---------- PROVIDED RECORDS
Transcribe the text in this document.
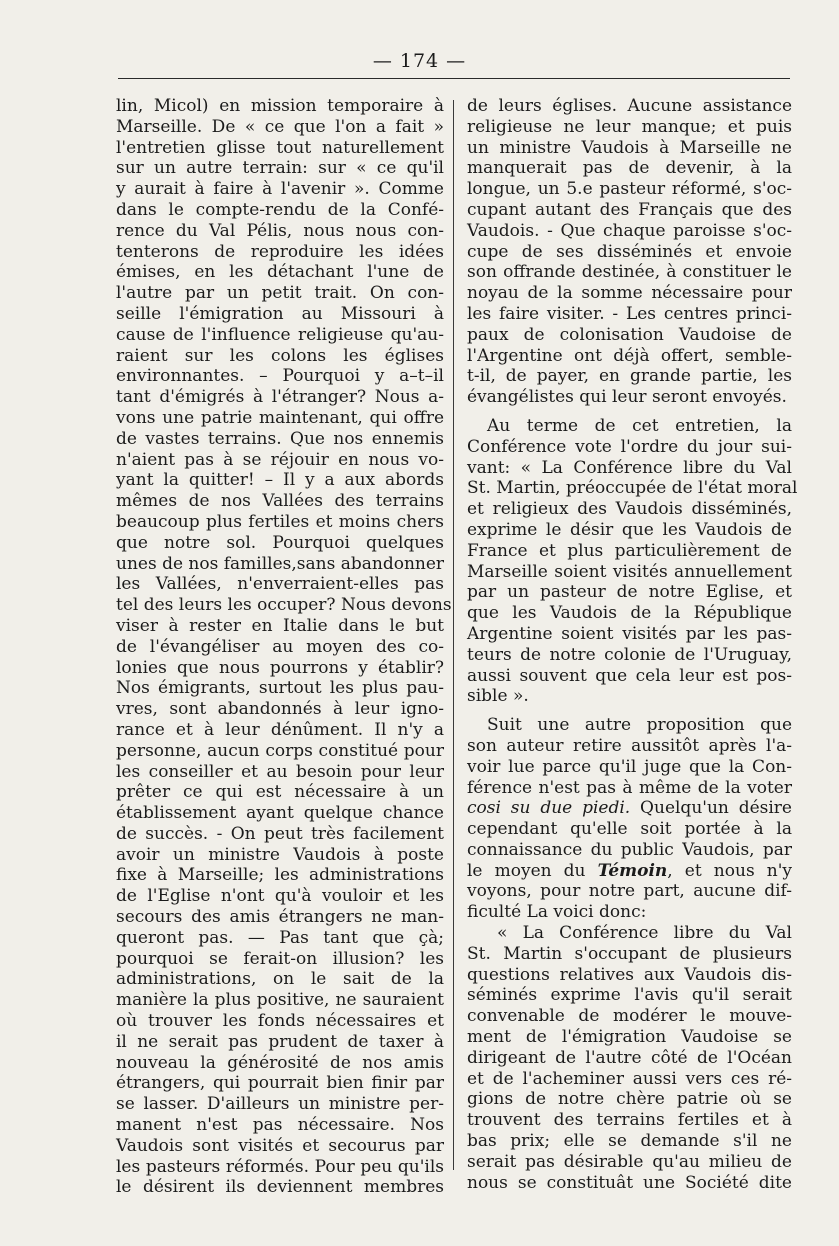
— 174 —
lin, Micol) en mission temporaire à
Marseille. De « ce que l'on a fait »
l'entretien glisse tout naturellement
sur un autre terrain: sur « ce qu'il
y aurait à faire à l'avenir ». Comme
dans le compte-rendu de la Confé-
rence du Val Pélis, nous nous con-
tenterons de reproduire les idées
émises, en les détachant l'une de
l'autre par un petit trait. On con-
seille l'émigration au Missouri à
cause de l'influence religieuse qu'au-
raient sur les colons les églises
environnantes. – Pourquoi y a–t–il
tant d'émigrés à l'étranger? Nous a-
vons une patrie maintenant, qui offre
de vastes terrains. Que nos ennemis
n'aient pas à se réjouir en nous vo-
yant la quitter! – Il y a aux abords
mêmes de nos Vallées des terrains
beaucoup plus fertiles et moins chers
que notre sol. Pourquoi quelques
unes de nos familles,sans abandonner
les Vallées, n'enverraient-elles pas
tel des leurs les occuper? Nous devons
viser à rester en Italie dans le but
de l'évangéliser au moyen des co-
lonies que nous pourrons y établir?
Nos émigrants, surtout les plus pau-
vres, sont abandonnés à leur igno-
rance et à leur dénûment. Il n'y a
personne, aucun corps constitué pour
les conseiller et au besoin pour leur
prêter ce qui est nécessaire à un
établissement ayant quelque chance
de succès. - On peut très facilement
avoir un ministre Vaudois à poste
fixe à Marseille; les administrations
de l'Eglise n'ont qu'à vouloir et les
secours des amis étrangers ne man-
queront pas. — Pas tant que çà;
pourquoi se ferait-on illusion? les
administrations, on le sait de la
manière la plus positive, ne sauraient
où trouver les fonds nécessaires et
il ne serait pas prudent de taxer à
nouveau la générosité de nos amis
étrangers, qui pourrait bien finir par
se lasser. D'ailleurs un ministre per-
manent n'est pas nécessaire. Nos
Vaudois sont visités et secourus par
les pasteurs réformés. Pour peu qu'ils
le désirent ils deviennent membres
de leurs églises. Aucune assistance
religieuse ne leur manque; et puis
un ministre Vaudois à Marseille ne
manquerait pas de devenir, à la
longue, un 5.e pasteur réformé, s'oc-
cupant autant des Français que des
Vaudois. - Que chaque paroisse s'oc-
cupe de ses disséminés et envoie
son offrande destinée, à constituer le
noyau de la somme nécessaire pour
les faire visiter. - Les centres princi-
paux de colonisation Vaudoise de
l'Argentine ont déjà offert, semble-
t-il, de payer, en grande partie, les
évangélistes qui leur seront envoyés.
Au terme de cet entretien, la
Conférence vote l'ordre du jour sui-
vant: « La Conférence libre du Val
St. Martin, préoccupée de l'état moral
et religieux des Vaudois disséminés,
exprime le désir que les Vaudois de
France et plus particulièrement de
Marseille soient visités annuellement
par un pasteur de notre Eglise, et
que les Vaudois de la République
Argentine soient visités par les pas-
teurs de notre colonie de l'Uruguay,
aussi souvent que cela leur est pos-
sible ».
Suit une autre proposition que
son auteur retire aussitôt après l'a-
voir lue parce qu'il juge que la Con-
férence n'est pas à même de la voter
cosi su due piedi. Quelqu'un désire
cependant qu'elle soit portée à la
connaissance du public Vaudois, par
le moyen du Témoin, et nous n'y
voyons, pour notre part, aucune dif-
ficulté La voici donc:
« La Conférence libre du Val
St. Martin s'occupant de plusieurs
questions relatives aux Vaudois dis-
séminés exprime l'avis qu'il serait
convenable de modérer le mouve-
ment de l'émigration Vaudoise se
dirigeant de l'autre côté de l'Océan
et de l'acheminer aussi vers ces ré-
gions de notre chère patrie où se
trouvent des terrains fertiles et à
bas prix; elle se demande s'il ne
serait pas désirable qu'au milieu de
nous se constituât une Société dite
--------------------
TASK TO CARRY OUT:
Gather every line containing the word "libre" and copy it.

WRITTEN SOLUTION:
vant: « La Conférence libre du Val
« La Conférence libre du Val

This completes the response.